ROWS
..............................
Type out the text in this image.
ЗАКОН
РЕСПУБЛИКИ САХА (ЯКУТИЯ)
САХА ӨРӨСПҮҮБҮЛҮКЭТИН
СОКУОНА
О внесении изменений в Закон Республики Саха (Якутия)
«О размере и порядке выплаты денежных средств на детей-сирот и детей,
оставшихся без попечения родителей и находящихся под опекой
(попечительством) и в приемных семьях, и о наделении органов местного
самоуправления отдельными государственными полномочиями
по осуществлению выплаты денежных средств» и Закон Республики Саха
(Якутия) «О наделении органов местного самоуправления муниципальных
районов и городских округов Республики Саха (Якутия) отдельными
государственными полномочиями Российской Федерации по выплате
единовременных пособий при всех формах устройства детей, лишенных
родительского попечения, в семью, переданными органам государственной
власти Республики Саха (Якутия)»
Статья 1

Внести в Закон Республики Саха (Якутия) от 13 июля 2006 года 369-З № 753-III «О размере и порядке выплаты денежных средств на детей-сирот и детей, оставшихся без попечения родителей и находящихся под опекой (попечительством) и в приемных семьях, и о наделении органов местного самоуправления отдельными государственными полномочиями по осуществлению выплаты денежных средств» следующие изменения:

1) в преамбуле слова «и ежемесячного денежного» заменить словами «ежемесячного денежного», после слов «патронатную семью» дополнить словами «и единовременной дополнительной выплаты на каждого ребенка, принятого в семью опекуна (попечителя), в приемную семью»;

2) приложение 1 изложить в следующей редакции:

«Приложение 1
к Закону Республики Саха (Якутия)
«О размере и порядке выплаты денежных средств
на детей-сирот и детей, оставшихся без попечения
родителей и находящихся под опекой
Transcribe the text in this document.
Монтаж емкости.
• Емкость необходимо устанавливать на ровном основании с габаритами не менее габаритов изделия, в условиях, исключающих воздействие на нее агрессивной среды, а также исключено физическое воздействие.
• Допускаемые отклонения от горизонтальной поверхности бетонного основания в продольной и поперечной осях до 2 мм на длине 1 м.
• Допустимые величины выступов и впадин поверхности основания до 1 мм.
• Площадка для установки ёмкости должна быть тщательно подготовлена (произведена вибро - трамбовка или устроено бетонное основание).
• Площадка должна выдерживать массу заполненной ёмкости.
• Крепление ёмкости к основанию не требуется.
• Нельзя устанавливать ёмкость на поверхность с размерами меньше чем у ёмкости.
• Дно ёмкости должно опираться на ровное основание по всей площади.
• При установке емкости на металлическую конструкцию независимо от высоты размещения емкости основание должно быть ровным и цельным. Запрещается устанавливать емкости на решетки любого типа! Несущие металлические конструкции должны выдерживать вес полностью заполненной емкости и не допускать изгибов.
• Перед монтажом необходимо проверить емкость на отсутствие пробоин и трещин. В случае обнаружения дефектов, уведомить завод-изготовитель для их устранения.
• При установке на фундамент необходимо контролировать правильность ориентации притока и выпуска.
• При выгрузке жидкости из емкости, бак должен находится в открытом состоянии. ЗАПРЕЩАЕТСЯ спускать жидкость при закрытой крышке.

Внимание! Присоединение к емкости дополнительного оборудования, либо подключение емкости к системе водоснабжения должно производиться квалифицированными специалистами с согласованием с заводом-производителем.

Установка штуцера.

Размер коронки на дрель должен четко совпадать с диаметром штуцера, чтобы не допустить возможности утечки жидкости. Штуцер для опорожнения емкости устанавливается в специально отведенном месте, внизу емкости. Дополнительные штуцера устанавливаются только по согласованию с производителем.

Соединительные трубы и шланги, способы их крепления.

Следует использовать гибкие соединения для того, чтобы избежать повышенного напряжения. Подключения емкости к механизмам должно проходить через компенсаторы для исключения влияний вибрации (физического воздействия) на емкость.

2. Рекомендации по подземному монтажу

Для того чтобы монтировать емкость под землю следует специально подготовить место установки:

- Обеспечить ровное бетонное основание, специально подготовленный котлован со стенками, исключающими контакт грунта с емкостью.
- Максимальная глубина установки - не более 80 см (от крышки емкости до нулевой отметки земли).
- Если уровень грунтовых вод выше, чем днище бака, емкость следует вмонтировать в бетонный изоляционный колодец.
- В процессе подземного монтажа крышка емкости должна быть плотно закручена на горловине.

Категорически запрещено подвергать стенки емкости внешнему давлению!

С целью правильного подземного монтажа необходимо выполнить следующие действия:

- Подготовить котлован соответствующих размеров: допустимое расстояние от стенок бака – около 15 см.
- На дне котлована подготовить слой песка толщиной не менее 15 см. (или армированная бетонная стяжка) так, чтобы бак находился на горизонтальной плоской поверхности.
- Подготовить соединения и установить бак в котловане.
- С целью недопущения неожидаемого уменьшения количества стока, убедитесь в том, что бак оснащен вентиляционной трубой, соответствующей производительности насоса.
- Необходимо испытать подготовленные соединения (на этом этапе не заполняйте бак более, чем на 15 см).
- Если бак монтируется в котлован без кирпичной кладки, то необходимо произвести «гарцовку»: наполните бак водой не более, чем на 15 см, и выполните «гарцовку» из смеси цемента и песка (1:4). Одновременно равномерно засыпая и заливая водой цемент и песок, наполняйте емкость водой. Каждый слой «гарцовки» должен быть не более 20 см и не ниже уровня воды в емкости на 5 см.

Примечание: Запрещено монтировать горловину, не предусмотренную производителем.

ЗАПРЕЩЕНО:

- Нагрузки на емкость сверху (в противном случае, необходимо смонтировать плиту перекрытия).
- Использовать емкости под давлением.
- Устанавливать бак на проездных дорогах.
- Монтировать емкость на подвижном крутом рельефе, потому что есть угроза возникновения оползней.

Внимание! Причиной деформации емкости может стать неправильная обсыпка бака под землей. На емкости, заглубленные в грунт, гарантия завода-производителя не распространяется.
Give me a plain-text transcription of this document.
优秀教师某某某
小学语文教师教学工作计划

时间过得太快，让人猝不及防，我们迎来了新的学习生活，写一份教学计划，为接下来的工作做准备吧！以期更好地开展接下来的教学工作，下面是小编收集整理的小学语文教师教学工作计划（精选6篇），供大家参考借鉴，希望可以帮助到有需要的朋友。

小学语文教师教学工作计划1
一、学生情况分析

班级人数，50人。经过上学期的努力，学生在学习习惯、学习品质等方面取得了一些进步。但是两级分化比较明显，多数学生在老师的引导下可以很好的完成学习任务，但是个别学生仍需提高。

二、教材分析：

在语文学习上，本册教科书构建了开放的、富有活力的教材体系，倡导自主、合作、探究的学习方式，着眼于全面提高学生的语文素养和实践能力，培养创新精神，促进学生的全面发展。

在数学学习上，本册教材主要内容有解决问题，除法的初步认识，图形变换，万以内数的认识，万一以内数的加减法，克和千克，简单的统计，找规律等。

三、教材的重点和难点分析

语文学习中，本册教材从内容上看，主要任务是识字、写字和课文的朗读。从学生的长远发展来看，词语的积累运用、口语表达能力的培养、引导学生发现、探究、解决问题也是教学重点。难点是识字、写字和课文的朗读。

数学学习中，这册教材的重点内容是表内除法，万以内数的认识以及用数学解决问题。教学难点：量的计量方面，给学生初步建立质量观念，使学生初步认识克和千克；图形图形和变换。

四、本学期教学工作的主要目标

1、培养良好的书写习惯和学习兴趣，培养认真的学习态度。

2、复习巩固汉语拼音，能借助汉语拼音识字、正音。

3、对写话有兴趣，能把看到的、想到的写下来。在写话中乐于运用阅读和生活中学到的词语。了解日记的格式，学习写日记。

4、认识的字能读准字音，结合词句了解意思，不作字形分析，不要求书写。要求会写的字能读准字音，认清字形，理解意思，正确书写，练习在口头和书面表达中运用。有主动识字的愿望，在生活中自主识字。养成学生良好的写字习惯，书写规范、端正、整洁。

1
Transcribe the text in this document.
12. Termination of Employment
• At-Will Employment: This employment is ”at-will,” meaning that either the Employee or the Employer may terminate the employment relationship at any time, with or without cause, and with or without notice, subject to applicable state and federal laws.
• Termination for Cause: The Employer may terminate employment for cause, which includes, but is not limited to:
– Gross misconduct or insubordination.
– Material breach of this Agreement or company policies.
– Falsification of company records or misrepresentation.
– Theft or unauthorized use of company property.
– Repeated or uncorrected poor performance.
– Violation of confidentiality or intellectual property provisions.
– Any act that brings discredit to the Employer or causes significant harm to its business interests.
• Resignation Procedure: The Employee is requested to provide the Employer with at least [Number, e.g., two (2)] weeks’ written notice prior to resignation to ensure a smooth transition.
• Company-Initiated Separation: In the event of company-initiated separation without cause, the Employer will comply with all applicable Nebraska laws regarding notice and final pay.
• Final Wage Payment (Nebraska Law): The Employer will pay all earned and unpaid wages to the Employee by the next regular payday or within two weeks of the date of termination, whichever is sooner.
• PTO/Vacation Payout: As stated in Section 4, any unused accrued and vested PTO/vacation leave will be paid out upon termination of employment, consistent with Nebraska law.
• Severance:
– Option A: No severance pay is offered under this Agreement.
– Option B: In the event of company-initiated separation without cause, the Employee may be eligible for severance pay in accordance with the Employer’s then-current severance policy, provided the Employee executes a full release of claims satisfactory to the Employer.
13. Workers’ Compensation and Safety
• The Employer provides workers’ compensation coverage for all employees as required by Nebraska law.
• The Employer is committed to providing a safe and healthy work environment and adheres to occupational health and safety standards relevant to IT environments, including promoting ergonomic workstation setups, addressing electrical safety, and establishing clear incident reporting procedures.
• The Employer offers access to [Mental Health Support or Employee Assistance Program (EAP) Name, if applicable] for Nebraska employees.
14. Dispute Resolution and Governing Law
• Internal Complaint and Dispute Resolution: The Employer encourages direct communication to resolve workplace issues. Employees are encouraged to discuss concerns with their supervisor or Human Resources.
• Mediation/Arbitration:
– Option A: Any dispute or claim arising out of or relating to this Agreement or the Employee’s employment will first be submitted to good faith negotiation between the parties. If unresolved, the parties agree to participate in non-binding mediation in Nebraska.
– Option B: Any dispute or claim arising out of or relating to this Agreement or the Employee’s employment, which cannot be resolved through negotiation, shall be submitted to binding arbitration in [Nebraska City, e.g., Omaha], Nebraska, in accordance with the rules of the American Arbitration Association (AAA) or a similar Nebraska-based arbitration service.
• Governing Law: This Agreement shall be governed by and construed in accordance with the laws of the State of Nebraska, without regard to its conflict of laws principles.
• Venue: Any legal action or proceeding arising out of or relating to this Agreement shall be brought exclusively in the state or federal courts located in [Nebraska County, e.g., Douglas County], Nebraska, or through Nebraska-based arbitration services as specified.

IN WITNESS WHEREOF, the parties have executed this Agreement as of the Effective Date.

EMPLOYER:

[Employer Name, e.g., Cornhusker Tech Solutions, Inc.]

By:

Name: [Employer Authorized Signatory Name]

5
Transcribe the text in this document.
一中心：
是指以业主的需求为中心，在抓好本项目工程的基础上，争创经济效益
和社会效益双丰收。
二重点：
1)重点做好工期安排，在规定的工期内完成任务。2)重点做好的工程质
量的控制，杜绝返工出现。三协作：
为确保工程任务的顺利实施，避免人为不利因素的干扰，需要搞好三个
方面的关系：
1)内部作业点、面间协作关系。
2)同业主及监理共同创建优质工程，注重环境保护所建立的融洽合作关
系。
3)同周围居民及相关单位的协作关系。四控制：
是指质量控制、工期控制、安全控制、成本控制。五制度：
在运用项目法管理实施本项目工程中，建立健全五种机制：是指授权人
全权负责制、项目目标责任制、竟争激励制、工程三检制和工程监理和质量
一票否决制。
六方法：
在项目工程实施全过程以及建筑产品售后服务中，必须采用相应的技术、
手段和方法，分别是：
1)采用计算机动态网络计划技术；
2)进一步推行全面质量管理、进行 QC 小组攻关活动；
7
..............................
WHAT YOU NEED TO DO
Pick out every line with the string "property" and copy it.

THE SOLUTION
– Theft or unauthorized use of company property.
– Violation of confidentiality or intellectual property provisions.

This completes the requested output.